(Data records)
------------------------------

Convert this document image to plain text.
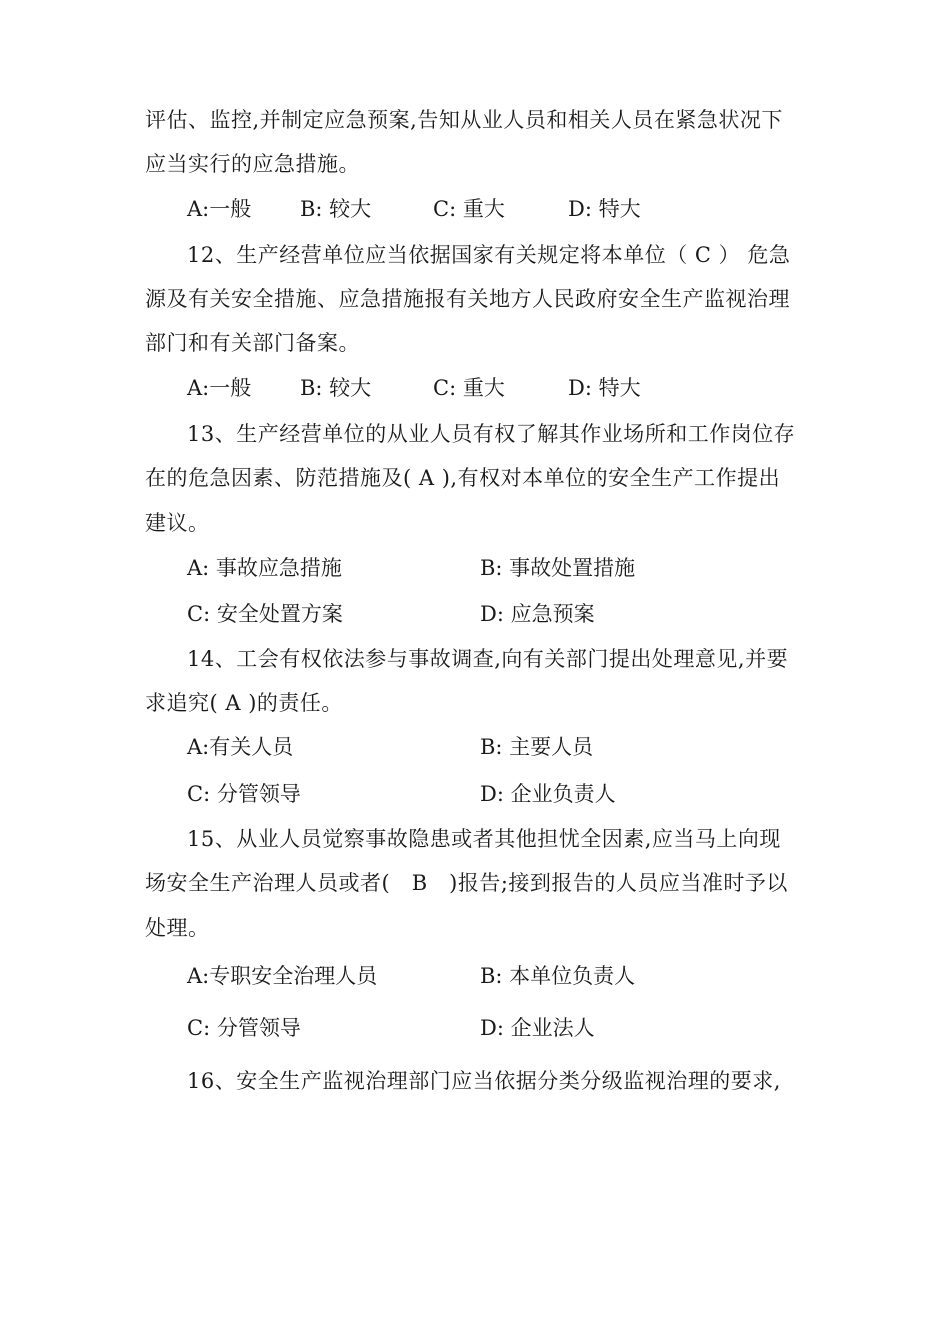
评估、监控,并制定应急预案,告知从业人员和相关人员在紧急状况下
应当实行的应急措施。
A:一般 B: 较大	C: 重大	D: 特大
12、生产经营单位应当依据国家有关规定将本单位（ C ） 危急
源及有关安全措施、应急措施报有关地方人民政府安全生产监视治理
部门和有关部门备案。
A:一般 B: 较大	C: 重大	D: 特大
13、生产经营单位的从业人员有权了解其作业场所和工作岗位存
在的危急因素、防范措施及( A ),有权对本单位的安全生产工作提出
建议。
A: 事故应急措施	B: 事故处置措施
C: 安全处置方案	D: 应急预案
14、工会有权依法参与事故调查,向有关部门提出处理意见,并要
求追究( A )的责任。
A:有关人员	B: 主要人员
C: 分管领导	D: 企业负责人
15、从业人员觉察事故隐患或者其他担忧全因素,应当马上向现
场安全生产治理人员或者(　B　)报告;接到报告的人员应当准时予以
处理。
A:专职安全治理人员	B: 本单位负责人
C: 分管领导	D: 企业法人
16、安全生产监视治理部门应当依据分类分级监视治理的要求,
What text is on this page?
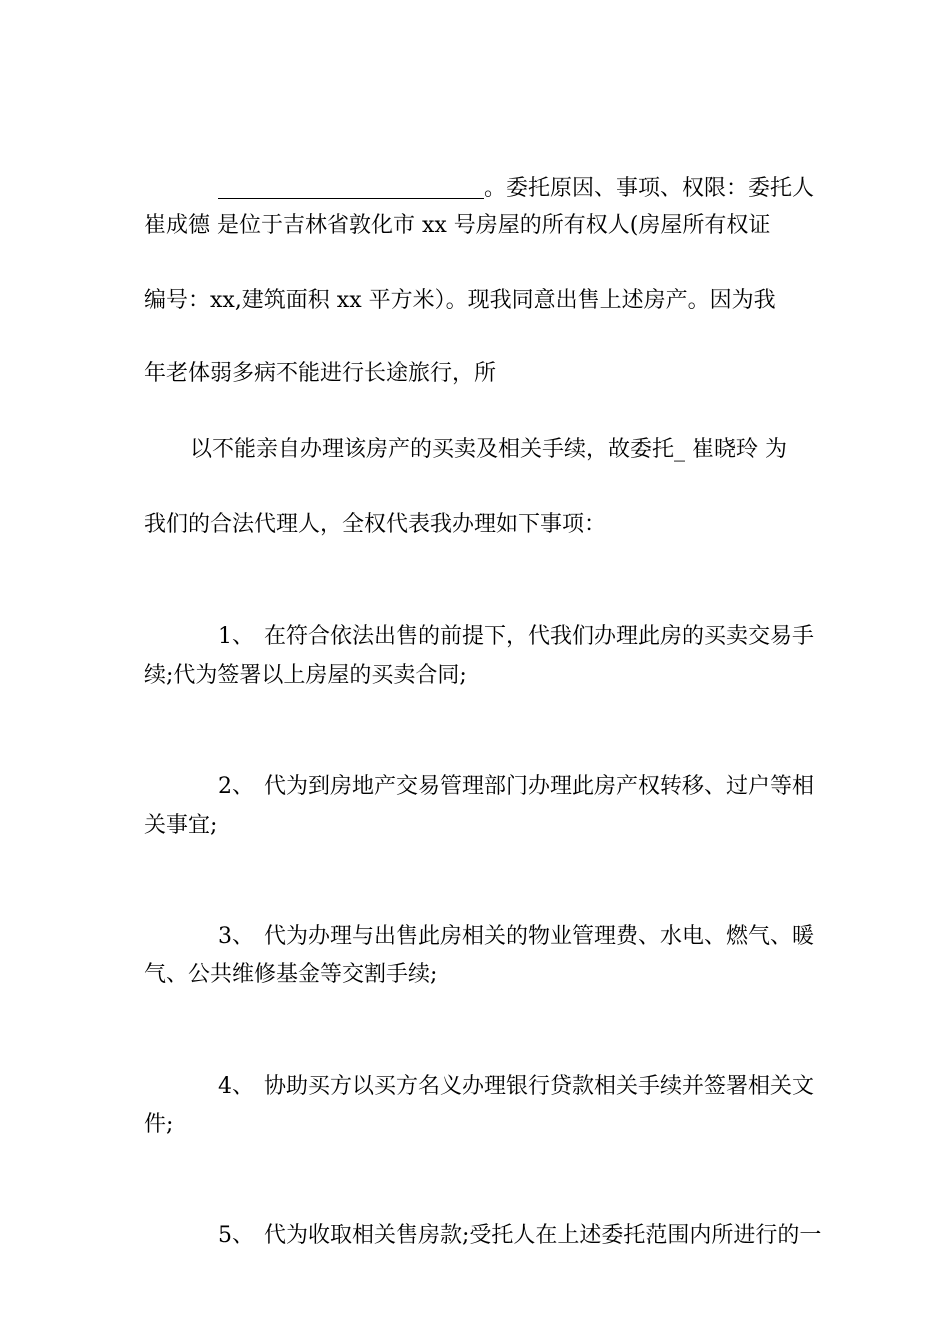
。委托原因、事项、权限：委托人

崔成德 是位于吉林省敦化市 xx 号房屋的所有权人(房屋所有权证
编号：xx,建筑面积 xx 平方米）。现我同意出售上述房产。因为我
年老体弱多病不能进行长途旅行，所
以不能亲自办理该房产的买卖及相关手续，故委托_ 崔晓玲 为
我们的合法代理人，全权代表我办理如下事项：

1、 在符合依法出售的前提下，代我们办理此房的买卖交易手

续;代为签署以上房屋的买卖合同;

2、 代为到房地产交易管理部门办理此房产权转移、过户等相

关事宜;

3、 代为办理与出售此房相关的物业管理费、水电、燃气、暖

气、公共维修基金等交割手续;

4、 协助买方以买方名义办理银行贷款相关手续并签署相关文

件;

5、 代为收取相关售房款;受托人在上述委托范围内所进行的一
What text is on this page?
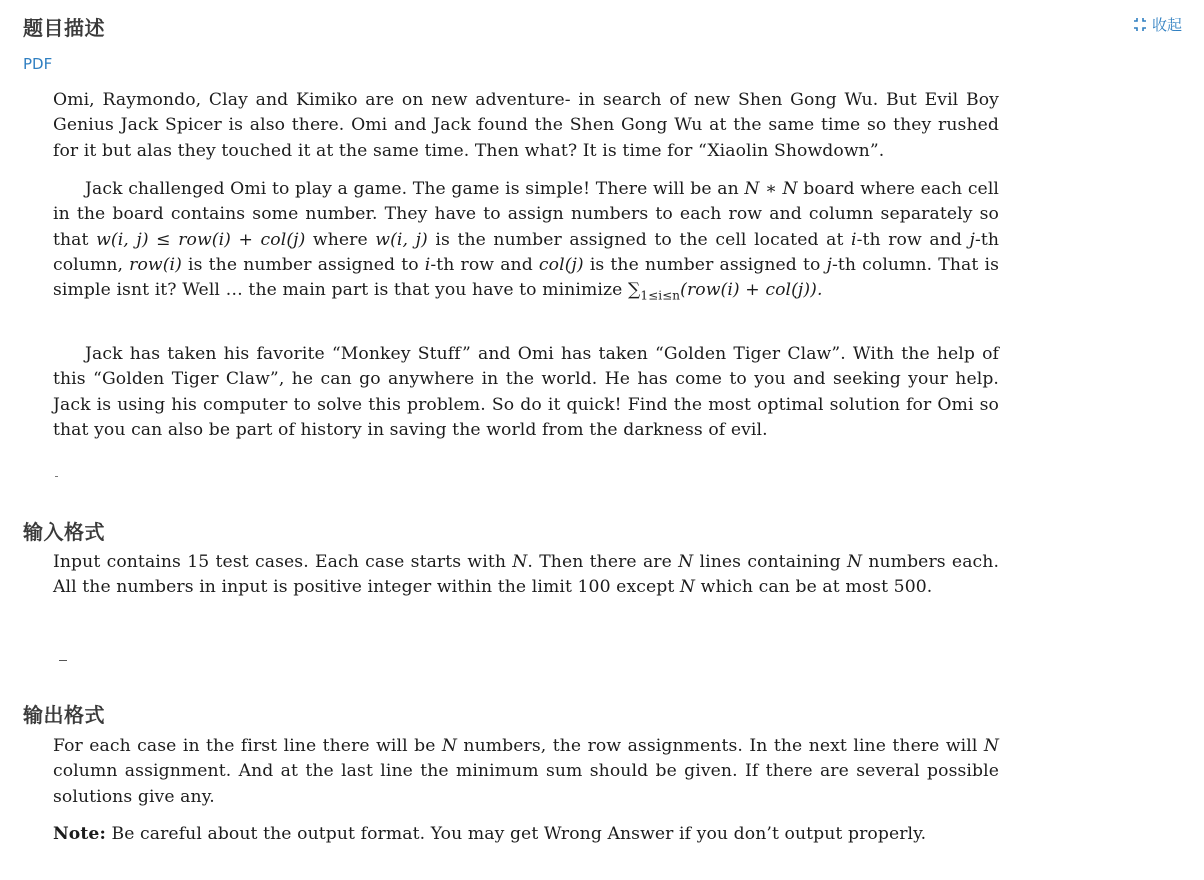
题目描述	收起
PDF

Omi, Raymondo, Clay and Kimiko are on new adventure- in search of new Shen Gong Wu. But Evil Boy Genius Jack Spicer is also there. Omi and Jack found the Shen Gong Wu at the same time so they rushed for it but alas they touched it at the same time. Then what? It is time for “Xiaolin Showdown”.

Jack challenged Omi to play a game. The game is simple! There will be an N ∗ N board where each cell in the board contains some number. They have to assign numbers to each row and column separately so that w(i, j) ≤ row(i) + col(j) where w(i, j) is the number assigned to the cell located at i-th row and j-th column, row(i) is the number assigned to i-th row and col(j) is the number assigned to j-th column. That is simple isnt it? Well … the main part is that you have to minimize $\sum_{1\le i\le n}(row(i) + col(j))$.

Jack has taken his favorite “Monkey Stuff” and Omi has taken “Golden Tiger Claw”. With the help of this “Golden Tiger Claw”, he can go anywhere in the world. He has come to you and seeking your help. Jack is using his computer to solve this problem. So do it quick! Find the most optimal solution for Omi so that you can also be part of history in saving the world from the darkness of evil.

输入格式

Input contains 15 test cases. Each case starts with N. Then there are N lines containing N numbers each. All the numbers in input is positive integer within the limit 100 except N which can be at most 500.

输出格式

For each case in the first line there will be N numbers, the row assignments. In the next line there will N column assignment. And at the last line the minimum sum should be given. If there are several possible solutions give any.

Note: Be careful about the output format. You may get Wrong Answer if you don’t output properly.
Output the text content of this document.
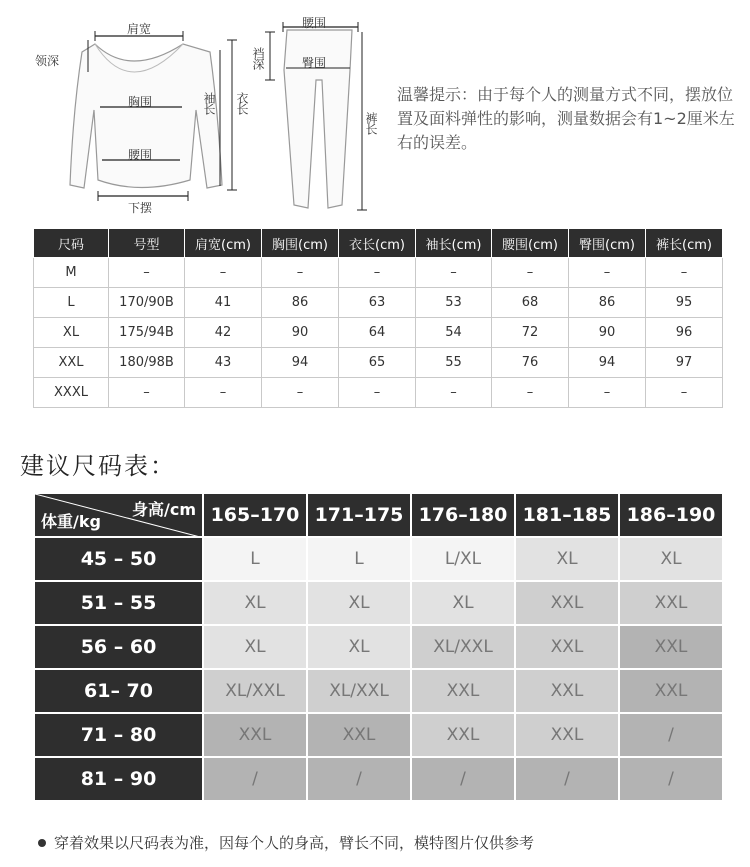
肩宽
领深
胸围
腰围
下摆
腰围
臀围
袖长 衣长
裆深
裤长
温馨提示：由于每个人的测量方式不同，摆放位置及面料弹性的影响，测量数据会有1~2厘米左右的误差。
尺码	号型	肩宽(cm)	胸围(cm)	衣长(cm)	袖长(cm)	腰围(cm)	臀围(cm)	裤长(cm)
M	–	–	–	–	–	–	–	–
L	170/90B	41	86	63	53	68	86	95
XL	175/94B	42	90	64	54	72	90	96
XXL	180/98B	43	94	65	55	76	94	97
XXXL	–	–	–	–	–	–	–	–
建议尺码表：
身高/cm
体重/kg	165–170	171–175	176–180	181–185	186–190
45 – 50	L	L	L/XL	XL	XL
51 – 55	XL	XL	XL	XXL	XXL
56 – 60	XL	XL	XL/XXL	XXL	XXL
61– 70	XL/XXL	XL/XXL	XXL	XXL	XXL
71 – 80	XXL	XXL	XXL	XXL	/
81 – 90	/	/	/	/	/
穿着效果以尺码表为准，因每个人的身高，臂长不同，模特图片仅供参考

------------------------------

- WHAT TO PRODUCE:
Without the pictures, restate all the entries above exactly.

- ANSWER TO THIS PROBLEM:
Convert this document image to plain text.
评估、监控,并制定应急预案,告知从业人员和相关人员在紧急状况下
应当实行的应急措施。
A:一般 B: 较大	C: 重大	D: 特大
12、生产经营单位应当依据国家有关规定将本单位（ C ） 危急
源及有关安全措施、应急措施报有关地方人民政府安全生产监视治理
部门和有关部门备案。
A:一般 B: 较大	C: 重大	D: 特大
13、生产经营单位的从业人员有权了解其作业场所和工作岗位存
在的危急因素、防范措施及( A ),有权对本单位的安全生产工作提出
建议。
A: 事故应急措施	B: 事故处置措施
C: 安全处置方案	D: 应急预案
14、工会有权依法参与事故调查,向有关部门提出处理意见,并要
求追究( A )的责任。
A:有关人员	B: 主要人员
C: 分管领导	D: 企业负责人
15、从业人员觉察事故隐患或者其他担忧全因素,应当马上向现
场安全生产治理人员或者(　B　)报告;接到报告的人员应当准时予以
处理。
A:专职安全治理人员	B: 本单位负责人
C: 分管领导	D: 企业法人
16、安全生产监视治理部门应当依据分类分级监视治理的要求,
What text is on this page?
。委托原因、事项、权限：委托人

崔成德 是位于吉林省敦化市 xx 号房屋的所有权人(房屋所有权证
编号：xx,建筑面积 xx 平方米）。现我同意出售上述房产。因为我
年老体弱多病不能进行长途旅行，所
以不能亲自办理该房产的买卖及相关手续，故委托_ 崔晓玲 为
我们的合法代理人，全权代表我办理如下事项：

1、 在符合依法出售的前提下，代我们办理此房的买卖交易手

续;代为签署以上房屋的买卖合同;

2、 代为到房地产交易管理部门办理此房产权转移、过户等相

关事宜;

3、 代为办理与出售此房相关的物业管理费、水电、燃气、暖

气、公共维修基金等交割手续;

4、 协助买方以买方名义办理银行贷款相关手续并签署相关文

件;

5、 代为收取相关售房款;受托人在上述委托范围内所进行的一
What text is on this page?
题目描述	收起
PDF

Omi, Raymondo, Clay and Kimiko are on new adventure- in search of new Shen Gong Wu. But Evil Boy Genius Jack Spicer is also there. Omi and Jack found the Shen Gong Wu at the same time so they rushed for it but alas they touched it at the same time. Then what? It is time for “Xiaolin Showdown”.

Jack challenged Omi to play a game. The game is simple! There will be an N ∗ N board where each cell in the board contains some number. They have to assign numbers to each row and column separately so that w(i, j) ≤ row(i) + col(j) where w(i, j) is the number assigned to the cell located at i-th row and j-th column, row(i) is the number assigned to i-th row and col(j) is the number assigned to j-th column. That is simple isnt it? Well … the main part is that you have to minimize $\sum_{1\le i\le n}(row(i) + col(j))$.

Jack has taken his favorite “Monkey Stuff” and Omi has taken “Golden Tiger Claw”. With the help of this “Golden Tiger Claw”, he can go anywhere in the world. He has come to you and seeking your help. Jack is using his computer to solve this problem. So do it quick! Find the most optimal solution for Omi so that you can also be part of history in saving the world from the darkness of evil.

输入格式

Input contains 15 test cases. Each case starts with N. Then there are N lines containing N numbers each. All the numbers in input is positive integer within the limit 100 except N which can be at most 500.

输出格式

For each case in the first line there will be N numbers, the row assignments. In the next line there will N column assignment. And at the last line the minimum sum should be given. If there are several possible solutions give any.

Note: Be careful about the output format. You may get Wrong Answer if you don’t output properly.
Output the text content of this document.
肩宽
领深
胸围
腰围
下摆
腰围
臀围
袖长 衣长
裆深
裤长
温馨提示：由于每个人的测量方式不同，摆放位置及面料弹性的影响，测量数据会有1~2厘米左右的误差。
尺码	号型	肩宽(cm)	胸围(cm)	衣长(cm)	袖长(cm)	腰围(cm)	臀围(cm)	裤长(cm)
M	–	–	–	–	–	–	–	–
L	170/90B	41	86	63	53	68	86	95
XL	175/94B	42	90	64	54	72	90	96
XXL	180/98B	43	94	65	55	76	94	97
XXXL	–	–	–	–	–	–	–	–
建议尺码表：
身高/cm
体重/kg	165–170	171–175	176–180	181–185	186–190
45 – 50	L	L	L/XL	XL	XL
51 – 55	XL	XL	XL	XXL	XXL
56 – 60	XL	XL	XL/XXL	XXL	XXL
61– 70	XL/XXL	XL/XXL	XXL	XXL	XXL
71 – 80	XXL	XXL	XXL	XXL	/
81 – 90	/	/	/	/	/
穿着效果以尺码表为准，因每个人的身高，臂长不同，模特图片仅供参考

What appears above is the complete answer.